> [GIVEN TASK] Write out, precisely and in full, each line of the material.

***** DATA TO USE *****

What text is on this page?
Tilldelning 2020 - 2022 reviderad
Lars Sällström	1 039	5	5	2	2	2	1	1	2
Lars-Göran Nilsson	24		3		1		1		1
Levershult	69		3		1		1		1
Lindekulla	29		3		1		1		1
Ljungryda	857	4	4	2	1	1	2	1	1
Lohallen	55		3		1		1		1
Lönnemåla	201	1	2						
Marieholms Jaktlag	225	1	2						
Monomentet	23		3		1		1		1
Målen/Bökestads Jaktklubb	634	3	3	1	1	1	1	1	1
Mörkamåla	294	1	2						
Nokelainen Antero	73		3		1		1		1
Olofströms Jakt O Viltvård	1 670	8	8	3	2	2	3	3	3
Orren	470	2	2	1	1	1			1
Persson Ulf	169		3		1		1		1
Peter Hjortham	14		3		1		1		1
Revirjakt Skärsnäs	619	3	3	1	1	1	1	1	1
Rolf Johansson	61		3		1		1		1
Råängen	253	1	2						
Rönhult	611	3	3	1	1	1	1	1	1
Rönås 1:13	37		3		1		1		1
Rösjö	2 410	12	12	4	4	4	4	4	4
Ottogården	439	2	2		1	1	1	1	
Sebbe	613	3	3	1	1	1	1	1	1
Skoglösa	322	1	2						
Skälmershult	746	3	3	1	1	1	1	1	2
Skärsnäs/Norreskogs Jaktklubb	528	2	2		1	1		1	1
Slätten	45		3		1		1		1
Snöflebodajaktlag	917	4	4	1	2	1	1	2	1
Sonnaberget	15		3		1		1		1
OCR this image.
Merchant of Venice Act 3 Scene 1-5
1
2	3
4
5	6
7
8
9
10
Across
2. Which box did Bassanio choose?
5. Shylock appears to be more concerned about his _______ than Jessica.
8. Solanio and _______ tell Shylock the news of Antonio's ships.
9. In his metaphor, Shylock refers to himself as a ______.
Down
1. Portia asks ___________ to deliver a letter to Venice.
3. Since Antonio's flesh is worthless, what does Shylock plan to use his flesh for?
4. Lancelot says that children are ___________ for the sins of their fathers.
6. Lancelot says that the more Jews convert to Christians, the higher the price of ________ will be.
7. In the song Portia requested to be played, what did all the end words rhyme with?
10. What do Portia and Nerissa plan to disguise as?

*****

> [ANSWER TO THIS PROBLEM]
What text is on this page?
Tilldelning 2020 - 2022 reviderad
Lars Sällström	1 039	5	5	2	2	2	1	1	2
Lars-Göran Nilsson	24		3		1		1		1
Levershult	69		3		1		1		1
Lindekulla	29		3		1		1		1
Ljungryda	857	4	4	2	1	1	2	1	1
Lohallen	55		3		1		1		1
Lönnemåla	201	1	2						
Marieholms Jaktlag	225	1	2						
Monomentet	23		3		1		1		1
Målen/Bökestads Jaktklubb	634	3	3	1	1	1	1	1	1
Mörkamåla	294	1	2						
Nokelainen Antero	73		3		1		1		1
Olofströms Jakt O Viltvård	1 670	8	8	3	2	2	3	3	3
Orren	470	2	2	1	1	1			1
Persson Ulf	169		3		1		1		1
Peter Hjortham	14		3		1		1		1
Revirjakt Skärsnäs	619	3	3	1	1	1	1	1	1
Rolf Johansson	61		3		1		1		1
Råängen	253	1	2						
Rönhult	611	3	3	1	1	1	1	1	1
Rönås 1:13	37		3		1		1		1
Rösjö	2 410	12	12	4	4	4	4	4	4
Ottogården	439	2	2		1	1	1	1	
Sebbe	613	3	3	1	1	1	1	1	1
Skoglösa	322	1	2						
Skälmershult	746	3	3	1	1	1	1	1	2
Skärsnäs/Norreskogs Jaktklubb	528	2	2		1	1		1	1
Slätten	45		3		1		1		1
Snöflebodajaktlag	917	4	4	1	2	1	1	2	1
Sonnaberget	15		3		1		1		1
OCR this image.
Merchant of Venice Act 3 Scene 1-5
1
2	3
4
5	6
7
8
9
10
Across
2. Which box did Bassanio choose?
5. Shylock appears to be more concerned about his _______ than Jessica.
8. Solanio and _______ tell Shylock the news of Antonio's ships.
9. In his metaphor, Shylock refers to himself as a ______.
Down
1. Portia asks ___________ to deliver a letter to Venice.
3. Since Antonio's flesh is worthless, what does Shylock plan to use his flesh for?
4. Lancelot says that children are ___________ for the sins of their fathers.
6. Lancelot says that the more Jews convert to Christians, the higher the price of ________ will be.
7. In the song Portia requested to be played, what did all the end words rhyme with?
10. What do Portia and Nerissa plan to disguise as?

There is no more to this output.